WRITTEN INSTRUCTION: Extract the records in full, leaving every picture out.
* * * * *
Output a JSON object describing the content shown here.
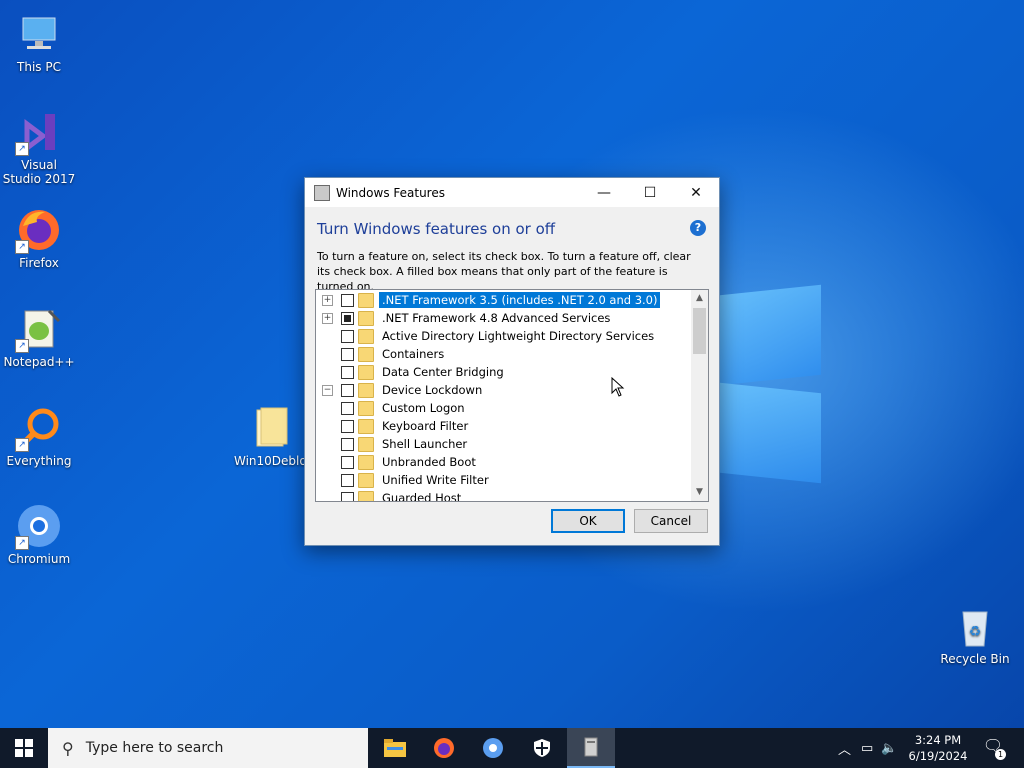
{
  "desktop": {
    "icons": [
      {
        "label": "This PC",
        "icon": "computer-icon"
      },
      {
        "label": "Visual Studio 2017",
        "icon": "visual-studio-icon"
      },
      {
        "label": "Firefox",
        "icon": "firefox-icon"
      },
      {
        "label": "Notepad++",
        "icon": "notepadpp-icon"
      },
      {
        "label": "Everything",
        "icon": "everything-search-icon"
      },
      {
        "label": "Chromium",
        "icon": "chromium-icon"
      },
      {
        "label": "Win10Deblo...",
        "icon": "folder-icon"
      },
      {
        "label": "Recycle Bin",
        "icon": "recycle-bin-icon"
      }
    ]
  },
  "dialog": {
    "title": "Windows Features",
    "heading": "Turn Windows features on or off",
    "description": "To turn a feature on, select its check box. To turn a feature off, clear its check box. A filled box means that only part of the feature is turned on.",
    "features": [
      {
        "label": ".NET Framework 3.5 (includes .NET 2.0 and 3.0)",
        "state": "unchecked",
        "expander": "+",
        "level": 0,
        "selected": true
      },
      {
        "label": ".NET Framework 4.8 Advanced Services",
        "state": "partial",
        "expander": "+",
        "level": 0,
        "selected": false
      },
      {
        "label": "Active Directory Lightweight Directory Services",
        "state": "unchecked",
        "expander": "",
        "level": 0,
        "selected": false
      },
      {
        "label": "Containers",
        "state": "unchecked",
        "expander": "",
        "level": 0,
        "selected": false
      },
      {
        "label": "Data Center Bridging",
        "state": "unchecked",
        "expander": "",
        "level": 0,
        "selected": false
      },
      {
        "label": "Device Lockdown",
        "state": "unchecked",
        "expander": "−",
        "level": 0,
        "selected": false
      },
      {
        "label": "Custom Logon",
        "state": "unchecked",
        "expander": "",
        "level": 1,
        "selected": false
      },
      {
        "label": "Keyboard Filter",
        "state": "unchecked",
        "expander": "",
        "level": 1,
        "selected": false
      },
      {
        "label": "Shell Launcher",
        "state": "unchecked",
        "expander": "",
        "level": 1,
        "selected": false
      },
      {
        "label": "Unbranded Boot",
        "state": "unchecked",
        "expander": "",
        "level": 1,
        "selected": false
      },
      {
        "label": "Unified Write Filter",
        "state": "unchecked",
        "expander": "",
        "level": 1,
        "selected": false
      },
      {
        "label": "Guarded Host",
        "state": "unchecked",
        "expander": "",
        "level": 0,
        "selected": false
      }
    ],
    "ok_label": "OK",
    "cancel_label": "Cancel",
    "help_glyph": "?"
  },
  "taskbar": {
    "search_placeholder": "Type here to search",
    "apps": [
      "file-explorer-icon",
      "firefox-icon",
      "chromium-icon",
      "windows-security-icon",
      "windows-features-icon"
    ],
    "time": "3:24 PM",
    "date": "6/19/2024",
    "notification_count": "1"
  },
  "colors": {
    "selection": "#0078d7",
    "heading": "#1e3f99",
    "taskbar": "#101a2a"
  }
}
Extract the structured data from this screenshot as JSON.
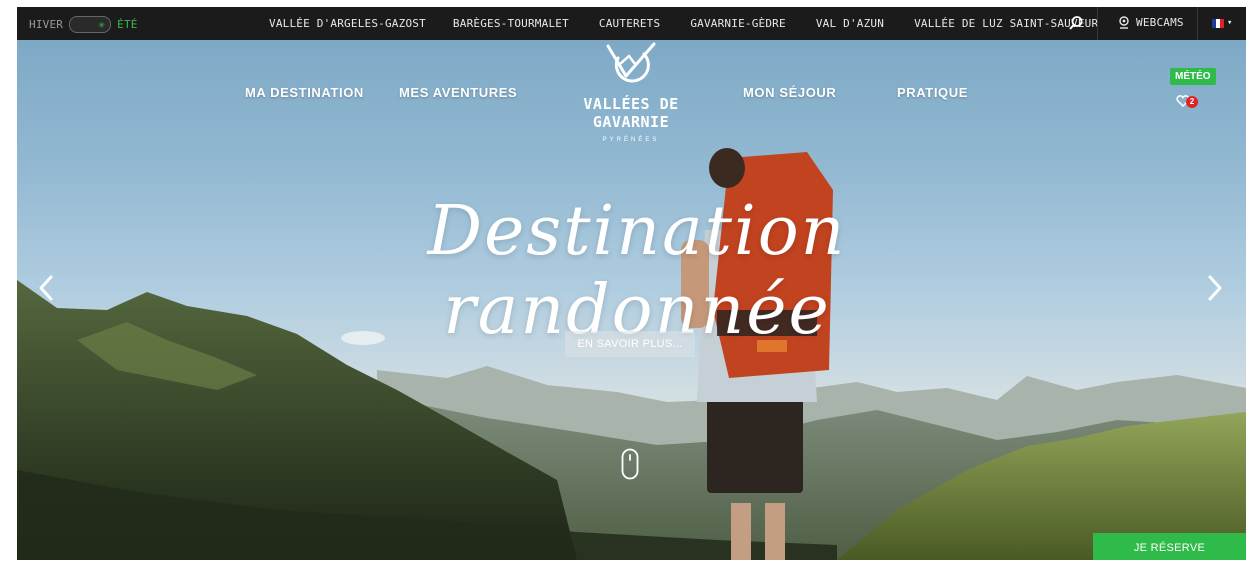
{
  "topbar": {
    "season_left": "HIVER",
    "season_right": "ÉTÉ",
    "valleys": [
      "VALLÉE D'ARGELES-GAZOST",
      "BARÈGES-TOURMALET",
      "CAUTERETS",
      "GAVARNIE-GÈDRE",
      "VAL D'AZUN",
      "VALLÉE DE LUZ SAINT-SAUVEUR"
    ],
    "webcams_label": "WEBCAMS",
    "language_caret": "▾"
  },
  "nav": {
    "left": [
      "MA DESTINATION",
      "MES AVENTURES"
    ],
    "right": [
      "MON SÉJOUR",
      "PRATIQUE"
    ]
  },
  "logo": {
    "name": "VALLÉES DE GAVARNIE",
    "subtitle": "PYRÉNÉES"
  },
  "meteo_label": "MÉTÉO",
  "favorites_count": "2",
  "hero": {
    "headline": "Destination randonnée",
    "cta_label": "EN SAVOIR PLUS..."
  },
  "reserve_label": "JE RÉSERVE",
  "icons": {
    "season": "sun-icon",
    "search": "search-icon",
    "webcam": "webcam-icon",
    "flag": "french-flag-icon",
    "logo": "gavarnie-logo-icon",
    "favorites": "heart-icon",
    "prev": "chevron-left-icon",
    "next": "chevron-right-icon",
    "scroll": "mouse-scroll-icon"
  },
  "colors": {
    "topbar_bg": "#1b1b1b",
    "accent_green": "#2ebb4a",
    "badge_red": "#e02424"
  }
}
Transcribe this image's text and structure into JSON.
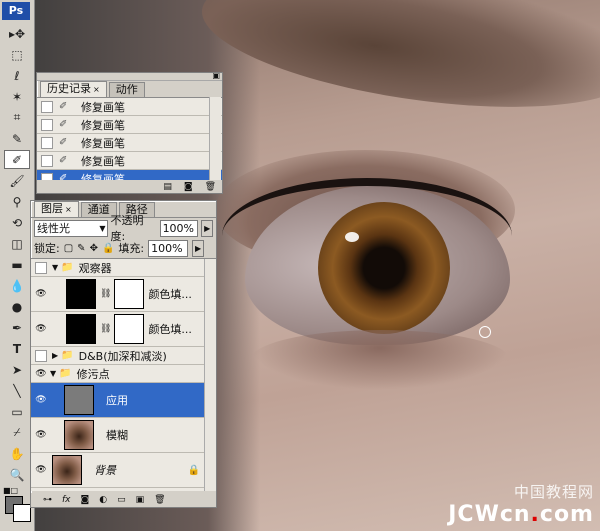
{
  "app": {
    "logo": "Ps"
  },
  "history_panel": {
    "tabs": [
      {
        "label": "历史记录",
        "close": "×"
      },
      {
        "label": "动作"
      }
    ],
    "items": [
      {
        "label": "修复画笔"
      },
      {
        "label": "修复画笔"
      },
      {
        "label": "修复画笔"
      },
      {
        "label": "修复画笔"
      },
      {
        "label": "修复画笔",
        "selected": true
      }
    ]
  },
  "layers_panel": {
    "tabs": [
      {
        "label": "图层",
        "close": "×"
      },
      {
        "label": "通道"
      },
      {
        "label": "路径"
      }
    ],
    "blend_mode": "线性光",
    "opacity_label": "不透明度:",
    "opacity_value": "100%",
    "lock_label": "锁定:",
    "fill_label": "填充:",
    "fill_value": "100%",
    "layers": [
      {
        "type": "group",
        "name": "观察器",
        "visible": false
      },
      {
        "type": "fill",
        "name": "颜色填..."
      },
      {
        "type": "fill",
        "name": "颜色填..."
      },
      {
        "type": "group",
        "name": "D&B(加深和减淡)",
        "visible": false
      },
      {
        "type": "group",
        "name": "修污点",
        "visible": true
      },
      {
        "type": "layer",
        "name": "应用",
        "selected": true
      },
      {
        "type": "layer",
        "name": "模糊"
      },
      {
        "type": "background",
        "name": "背景"
      }
    ],
    "footer_icons": [
      "link-icon",
      "fx-icon",
      "mask-icon",
      "adjustment-icon",
      "folder-icon",
      "new-layer-icon",
      "trash-icon"
    ]
  },
  "watermark": {
    "line1": "中国教程网",
    "line2_a": "JCWcn",
    "line2_dot": ".",
    "line2_b": "com"
  }
}
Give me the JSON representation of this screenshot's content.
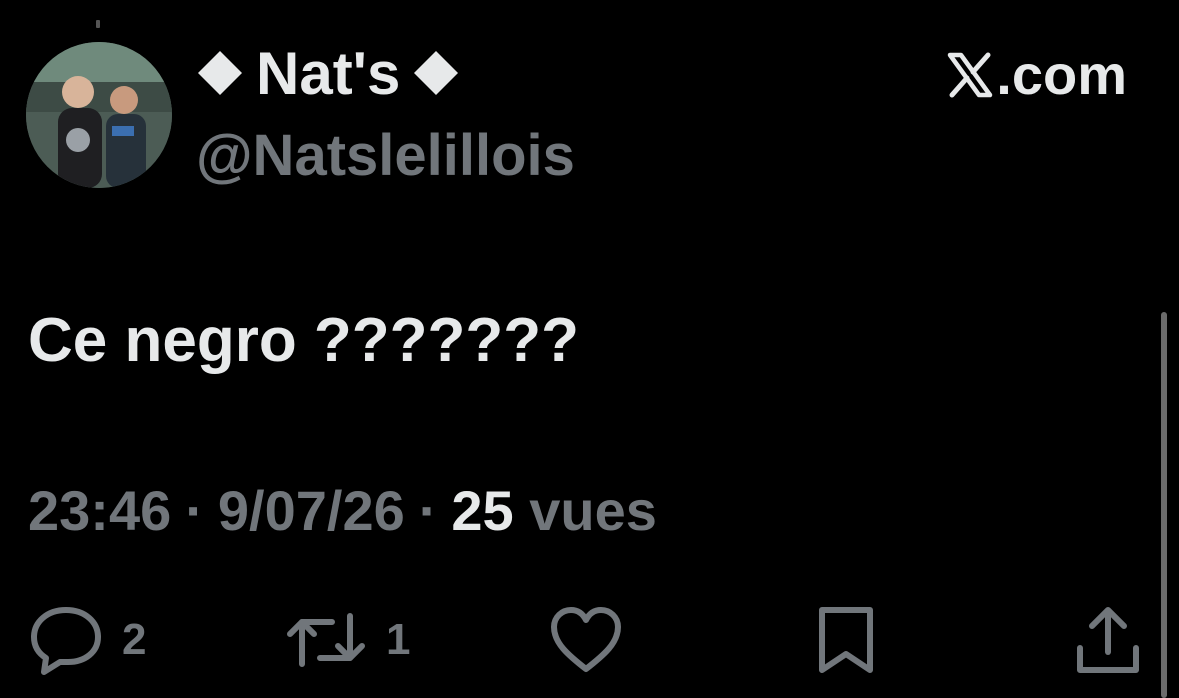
{
  "author": {
    "display_name": "Nat's",
    "handle": "@Natslelillois"
  },
  "brand": {
    "label": ".com",
    "icon": "x-logo-icon"
  },
  "tweet": {
    "text": "Ce negro ???????",
    "time": "23:46",
    "separator": "·",
    "date": "9/07/26",
    "views_count": "25",
    "views_label": "vues"
  },
  "actions": {
    "replies": "2",
    "reposts": "1"
  },
  "colors": {
    "background": "#000000",
    "primary_text": "#e7e9ea",
    "secondary_text": "#71767b"
  }
}
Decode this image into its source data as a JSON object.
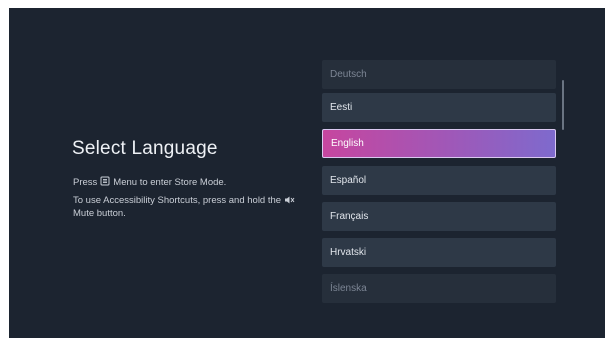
{
  "title": "Select Language",
  "store_mode": {
    "pre": "Press",
    "post": "Menu to enter Store Mode."
  },
  "accessibility": {
    "pre": "To use Accessibility Shortcuts, press and hold the",
    "post": "Mute button."
  },
  "languages": [
    {
      "label": "Deutsch",
      "state": "faded"
    },
    {
      "label": "Eesti",
      "state": "normal"
    },
    {
      "label": "English",
      "state": "selected"
    },
    {
      "label": "Español",
      "state": "normal"
    },
    {
      "label": "Français",
      "state": "normal"
    },
    {
      "label": "Hrvatski",
      "state": "normal"
    },
    {
      "label": "Íslenska",
      "state": "faded"
    }
  ],
  "colors": {
    "background": "#1c2430",
    "item": "#2e3947",
    "selected_start": "#c6469f",
    "selected_end": "#7e6acd"
  },
  "icons": [
    "menu-icon",
    "mute-icon"
  ]
}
* * * * *
CORRECT RESPONSE:
Output a JSON object describing the content shown here.
{
  "desktop": {
    "icons": [
      {
        "label": "This PC",
        "icon": "computer-icon"
      },
      {
        "label": "Visual Studio 2017",
        "icon": "visual-studio-icon"
      },
      {
        "label": "Firefox",
        "icon": "firefox-icon"
      },
      {
        "label": "Notepad++",
        "icon": "notepadpp-icon"
      },
      {
        "label": "Everything",
        "icon": "everything-search-icon"
      },
      {
        "label": "Chromium",
        "icon": "chromium-icon"
      },
      {
        "label": "Win10Deblo...",
        "icon": "folder-icon"
      },
      {
        "label": "Recycle Bin",
        "icon": "recycle-bin-icon"
      }
    ]
  },
  "dialog": {
    "title": "Windows Features",
    "heading": "Turn Windows features on or off",
    "description": "To turn a feature on, select its check box. To turn a feature off, clear its check box. A filled box means that only part of the feature is turned on.",
    "features": [
      {
        "label": ".NET Framework 3.5 (includes .NET 2.0 and 3.0)",
        "state": "unchecked",
        "expander": "+",
        "level": 0,
        "selected": true
      },
      {
        "label": ".NET Framework 4.8 Advanced Services",
        "state": "partial",
        "expander": "+",
        "level": 0,
        "selected": false
      },
      {
        "label": "Active Directory Lightweight Directory Services",
        "state": "unchecked",
        "expander": "",
        "level": 0,
        "selected": false
      },
      {
        "label": "Containers",
        "state": "unchecked",
        "expander": "",
        "level": 0,
        "selected": false
      },
      {
        "label": "Data Center Bridging",
        "state": "unchecked",
        "expander": "",
        "level": 0,
        "selected": false
      },
      {
        "label": "Device Lockdown",
        "state": "unchecked",
        "expander": "−",
        "level": 0,
        "selected": false
      },
      {
        "label": "Custom Logon",
        "state": "unchecked",
        "expander": "",
        "level": 1,
        "selected": false
      },
      {
        "label": "Keyboard Filter",
        "state": "unchecked",
        "expander": "",
        "level": 1,
        "selected": false
      },
      {
        "label": "Shell Launcher",
        "state": "unchecked",
        "expander": "",
        "level": 1,
        "selected": false
      },
      {
        "label": "Unbranded Boot",
        "state": "unchecked",
        "expander": "",
        "level": 1,
        "selected": false
      },
      {
        "label": "Unified Write Filter",
        "state": "unchecked",
        "expander": "",
        "level": 1,
        "selected": false
      },
      {
        "label": "Guarded Host",
        "state": "unchecked",
        "expander": "",
        "level": 0,
        "selected": false
      }
    ],
    "ok_label": "OK",
    "cancel_label": "Cancel",
    "help_glyph": "?"
  },
  "taskbar": {
    "search_placeholder": "Type here to search",
    "apps": [
      "file-explorer-icon",
      "firefox-icon",
      "chromium-icon",
      "windows-security-icon",
      "windows-features-icon"
    ],
    "time": "3:24 PM",
    "date": "6/19/2024",
    "notification_count": "1"
  },
  "colors": {
    "selection": "#0078d7",
    "heading": "#1e3f99",
    "taskbar": "#101a2a"
  }
}
Extract the structured data from this screenshot as JSON.
{
  "topbar": {
    "season_left": "HIVER",
    "season_right": "ÉTÉ",
    "valleys": [
      "VALLÉE D'ARGELES-GAZOST",
      "BARÈGES-TOURMALET",
      "CAUTERETS",
      "GAVARNIE-GÈDRE",
      "VAL D'AZUN",
      "VALLÉE DE LUZ SAINT-SAUVEUR"
    ],
    "webcams_label": "WEBCAMS",
    "language_caret": "▾"
  },
  "nav": {
    "left": [
      "MA DESTINATION",
      "MES AVENTURES"
    ],
    "right": [
      "MON SÉJOUR",
      "PRATIQUE"
    ]
  },
  "logo": {
    "name": "VALLÉES DE GAVARNIE",
    "subtitle": "PYRÉNÉES"
  },
  "meteo_label": "MÉTÉO",
  "favorites_count": "2",
  "hero": {
    "headline": "Destination randonnée",
    "cta_label": "EN SAVOIR PLUS..."
  },
  "reserve_label": "JE RÉSERVE",
  "icons": {
    "season": "sun-icon",
    "search": "search-icon",
    "webcam": "webcam-icon",
    "flag": "french-flag-icon",
    "logo": "gavarnie-logo-icon",
    "favorites": "heart-icon",
    "prev": "chevron-left-icon",
    "next": "chevron-right-icon",
    "scroll": "mouse-scroll-icon"
  },
  "colors": {
    "topbar_bg": "#1b1b1b",
    "accent_green": "#2ebb4a",
    "badge_red": "#e02424"
  }
}
Transcribe this image's text and structure into JSON.
{
  "app": {
    "logo": "Ps"
  },
  "history_panel": {
    "tabs": [
      {
        "label": "历史记录",
        "close": "×"
      },
      {
        "label": "动作"
      }
    ],
    "items": [
      {
        "label": "修复画笔"
      },
      {
        "label": "修复画笔"
      },
      {
        "label": "修复画笔"
      },
      {
        "label": "修复画笔"
      },
      {
        "label": "修复画笔",
        "selected": true
      }
    ]
  },
  "layers_panel": {
    "tabs": [
      {
        "label": "图层",
        "close": "×"
      },
      {
        "label": "通道"
      },
      {
        "label": "路径"
      }
    ],
    "blend_mode": "线性光",
    "opacity_label": "不透明度:",
    "opacity_value": "100%",
    "lock_label": "锁定:",
    "fill_label": "填充:",
    "fill_value": "100%",
    "layers": [
      {
        "type": "group",
        "name": "观察器",
        "visible": false
      },
      {
        "type": "fill",
        "name": "颜色填..."
      },
      {
        "type": "fill",
        "name": "颜色填..."
      },
      {
        "type": "group",
        "name": "D&B(加深和减淡)",
        "visible": false
      },
      {
        "type": "group",
        "name": "修污点",
        "visible": true
      },
      {
        "type": "layer",
        "name": "应用",
        "selected": true
      },
      {
        "type": "layer",
        "name": "模糊"
      },
      {
        "type": "background",
        "name": "背景"
      }
    ],
    "footer_icons": [
      "link-icon",
      "fx-icon",
      "mask-icon",
      "adjustment-icon",
      "folder-icon",
      "new-layer-icon",
      "trash-icon"
    ]
  },
  "watermark": {
    "line1": "中国教程网",
    "line2_a": "JCWcn",
    "line2_dot": ".",
    "line2_b": "com"
  }
}
Give me the JSON representation of this screenshot's content.
{
  "author": {
    "display_name": "Nat's",
    "handle": "@Natslelillois"
  },
  "brand": {
    "label": ".com",
    "icon": "x-logo-icon"
  },
  "tweet": {
    "text": "Ce negro ???????",
    "time": "23:46",
    "separator": "·",
    "date": "9/07/26",
    "views_count": "25",
    "views_label": "vues"
  },
  "actions": {
    "replies": "2",
    "reposts": "1"
  },
  "colors": {
    "background": "#000000",
    "primary_text": "#e7e9ea",
    "secondary_text": "#71767b"
  }
}
Decode this image into its source data as a JSON object.
{
  "title": "Select Language",
  "store_mode": {
    "pre": "Press",
    "post": "Menu to enter Store Mode."
  },
  "accessibility": {
    "pre": "To use Accessibility Shortcuts, press and hold the",
    "post": "Mute button."
  },
  "languages": [
    {
      "label": "Deutsch",
      "state": "faded"
    },
    {
      "label": "Eesti",
      "state": "normal"
    },
    {
      "label": "English",
      "state": "selected"
    },
    {
      "label": "Español",
      "state": "normal"
    },
    {
      "label": "Français",
      "state": "normal"
    },
    {
      "label": "Hrvatski",
      "state": "normal"
    },
    {
      "label": "Íslenska",
      "state": "faded"
    }
  ],
  "colors": {
    "background": "#1c2430",
    "item": "#2e3947",
    "selected_start": "#c6469f",
    "selected_end": "#7e6acd"
  },
  "icons": [
    "menu-icon",
    "mute-icon"
  ]
}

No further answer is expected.